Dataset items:
————

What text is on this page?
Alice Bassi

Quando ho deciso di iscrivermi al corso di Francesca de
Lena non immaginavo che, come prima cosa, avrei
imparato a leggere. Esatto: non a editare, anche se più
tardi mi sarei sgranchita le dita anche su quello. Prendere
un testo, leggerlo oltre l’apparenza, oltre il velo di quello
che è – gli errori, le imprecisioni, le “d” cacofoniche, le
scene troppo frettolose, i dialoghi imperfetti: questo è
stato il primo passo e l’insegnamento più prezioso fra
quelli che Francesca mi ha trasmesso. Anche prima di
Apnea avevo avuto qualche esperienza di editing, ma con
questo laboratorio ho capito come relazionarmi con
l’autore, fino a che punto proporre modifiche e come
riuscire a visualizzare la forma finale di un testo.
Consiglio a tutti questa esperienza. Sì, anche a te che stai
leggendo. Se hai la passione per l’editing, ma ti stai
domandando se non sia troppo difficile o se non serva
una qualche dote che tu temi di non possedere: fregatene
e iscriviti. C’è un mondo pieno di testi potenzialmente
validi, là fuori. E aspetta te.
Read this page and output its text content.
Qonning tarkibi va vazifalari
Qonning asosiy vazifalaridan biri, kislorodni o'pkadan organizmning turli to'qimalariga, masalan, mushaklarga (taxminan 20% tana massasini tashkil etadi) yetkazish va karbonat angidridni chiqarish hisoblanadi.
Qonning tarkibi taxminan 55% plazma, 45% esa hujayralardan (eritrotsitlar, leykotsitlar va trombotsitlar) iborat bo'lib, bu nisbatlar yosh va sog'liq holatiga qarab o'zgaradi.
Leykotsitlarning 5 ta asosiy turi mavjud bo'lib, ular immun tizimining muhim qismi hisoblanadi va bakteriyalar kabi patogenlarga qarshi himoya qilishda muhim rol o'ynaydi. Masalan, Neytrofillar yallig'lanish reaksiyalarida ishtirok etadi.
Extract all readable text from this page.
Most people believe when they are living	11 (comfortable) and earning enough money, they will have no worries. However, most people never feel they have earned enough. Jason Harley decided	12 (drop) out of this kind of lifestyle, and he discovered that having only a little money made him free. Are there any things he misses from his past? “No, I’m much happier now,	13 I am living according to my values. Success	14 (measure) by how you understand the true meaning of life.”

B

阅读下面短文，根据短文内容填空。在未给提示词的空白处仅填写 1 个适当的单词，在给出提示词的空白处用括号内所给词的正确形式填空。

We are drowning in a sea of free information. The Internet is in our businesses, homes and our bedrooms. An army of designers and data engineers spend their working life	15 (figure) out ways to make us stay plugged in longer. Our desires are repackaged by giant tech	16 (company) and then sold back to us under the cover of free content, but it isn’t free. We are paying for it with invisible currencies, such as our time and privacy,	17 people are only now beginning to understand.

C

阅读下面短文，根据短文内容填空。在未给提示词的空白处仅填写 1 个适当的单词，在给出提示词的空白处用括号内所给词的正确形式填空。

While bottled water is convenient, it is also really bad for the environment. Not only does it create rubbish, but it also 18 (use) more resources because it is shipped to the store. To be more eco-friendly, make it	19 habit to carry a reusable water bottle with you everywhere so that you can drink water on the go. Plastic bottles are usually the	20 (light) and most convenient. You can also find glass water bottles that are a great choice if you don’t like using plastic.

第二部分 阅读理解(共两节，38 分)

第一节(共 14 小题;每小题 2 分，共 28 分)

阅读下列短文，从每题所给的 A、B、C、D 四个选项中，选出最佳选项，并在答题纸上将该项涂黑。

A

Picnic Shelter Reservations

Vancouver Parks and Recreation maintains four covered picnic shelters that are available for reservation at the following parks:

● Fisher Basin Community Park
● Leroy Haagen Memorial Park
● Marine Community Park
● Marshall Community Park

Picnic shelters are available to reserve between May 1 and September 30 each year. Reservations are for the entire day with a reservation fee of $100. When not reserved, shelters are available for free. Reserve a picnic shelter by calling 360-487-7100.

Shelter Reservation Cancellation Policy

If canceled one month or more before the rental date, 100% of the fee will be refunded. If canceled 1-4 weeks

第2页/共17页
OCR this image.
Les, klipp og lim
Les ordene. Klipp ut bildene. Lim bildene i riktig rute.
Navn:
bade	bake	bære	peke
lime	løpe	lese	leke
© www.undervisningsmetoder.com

————

* [Instructions to follow]:
Return each line of the records above exactly as it reads.

* [Answer to this exercise]:
What text is on this page?
Alice Bassi

Quando ho deciso di iscrivermi al corso di Francesca de
Lena non immaginavo che, come prima cosa, avrei
imparato a leggere. Esatto: non a editare, anche se più
tardi mi sarei sgranchita le dita anche su quello. Prendere
un testo, leggerlo oltre l’apparenza, oltre il velo di quello
che è – gli errori, le imprecisioni, le “d” cacofoniche, le
scene troppo frettolose, i dialoghi imperfetti: questo è
stato il primo passo e l’insegnamento più prezioso fra
quelli che Francesca mi ha trasmesso. Anche prima di
Apnea avevo avuto qualche esperienza di editing, ma con
questo laboratorio ho capito come relazionarmi con
l’autore, fino a che punto proporre modifiche e come
riuscire a visualizzare la forma finale di un testo.
Consiglio a tutti questa esperienza. Sì, anche a te che stai
leggendo. Se hai la passione per l’editing, ma ti stai
domandando se non sia troppo difficile o se non serva
una qualche dote che tu temi di non possedere: fregatene
e iscriviti. C’è un mondo pieno di testi potenzialmente
validi, là fuori. E aspetta te.
Read this page and output its text content.
Qonning tarkibi va vazifalari
Qonning asosiy vazifalaridan biri, kislorodni o'pkadan organizmning turli to'qimalariga, masalan, mushaklarga (taxminan 20% tana massasini tashkil etadi) yetkazish va karbonat angidridni chiqarish hisoblanadi.
Qonning tarkibi taxminan 55% plazma, 45% esa hujayralardan (eritrotsitlar, leykotsitlar va trombotsitlar) iborat bo'lib, bu nisbatlar yosh va sog'liq holatiga qarab o'zgaradi.
Leykotsitlarning 5 ta asosiy turi mavjud bo'lib, ular immun tizimining muhim qismi hisoblanadi va bakteriyalar kabi patogenlarga qarshi himoya qilishda muhim rol o'ynaydi. Masalan, Neytrofillar yallig'lanish reaksiyalarida ishtirok etadi.
Extract all readable text from this page.
Most people believe when they are living	11 (comfortable) and earning enough money, they will have no worries. However, most people never feel they have earned enough. Jason Harley decided	12 (drop) out of this kind of lifestyle, and he discovered that having only a little money made him free. Are there any things he misses from his past? “No, I’m much happier now,	13 I am living according to my values. Success	14 (measure) by how you understand the true meaning of life.”

B

阅读下面短文，根据短文内容填空。在未给提示词的空白处仅填写 1 个适当的单词，在给出提示词的空白处用括号内所给词的正确形式填空。

We are drowning in a sea of free information. The Internet is in our businesses, homes and our bedrooms. An army of designers and data engineers spend their working life	15 (figure) out ways to make us stay plugged in longer. Our desires are repackaged by giant tech	16 (company) and then sold back to us under the cover of free content, but it isn’t free. We are paying for it with invisible currencies, such as our time and privacy,	17 people are only now beginning to understand.

C

阅读下面短文，根据短文内容填空。在未给提示词的空白处仅填写 1 个适当的单词，在给出提示词的空白处用括号内所给词的正确形式填空。

While bottled water is convenient, it is also really bad for the environment. Not only does it create rubbish, but it also 18 (use) more resources because it is shipped to the store. To be more eco-friendly, make it	19 habit to carry a reusable water bottle with you everywhere so that you can drink water on the go. Plastic bottles are usually the	20 (light) and most convenient. You can also find glass water bottles that are a great choice if you don’t like using plastic.

第二部分 阅读理解(共两节，38 分)

第一节(共 14 小题;每小题 2 分，共 28 分)

阅读下列短文，从每题所给的 A、B、C、D 四个选项中，选出最佳选项，并在答题纸上将该项涂黑。

A

Picnic Shelter Reservations

Vancouver Parks and Recreation maintains four covered picnic shelters that are available for reservation at the following parks:

● Fisher Basin Community Park
● Leroy Haagen Memorial Park
● Marine Community Park
● Marshall Community Park

Picnic shelters are available to reserve between May 1 and September 30 each year. Reservations are for the entire day with a reservation fee of $100. When not reserved, shelters are available for free. Reserve a picnic shelter by calling 360-487-7100.

Shelter Reservation Cancellation Policy

If canceled one month or more before the rental date, 100% of the fee will be refunded. If canceled 1-4 weeks

第2页/共17页
OCR this image.
Les, klipp og lim
Les ordene. Klipp ut bildene. Lim bildene i riktig rute.
Navn:
bade	bake	bære	peke
lime	løpe	lese	leke
© www.undervisningsmetoder.com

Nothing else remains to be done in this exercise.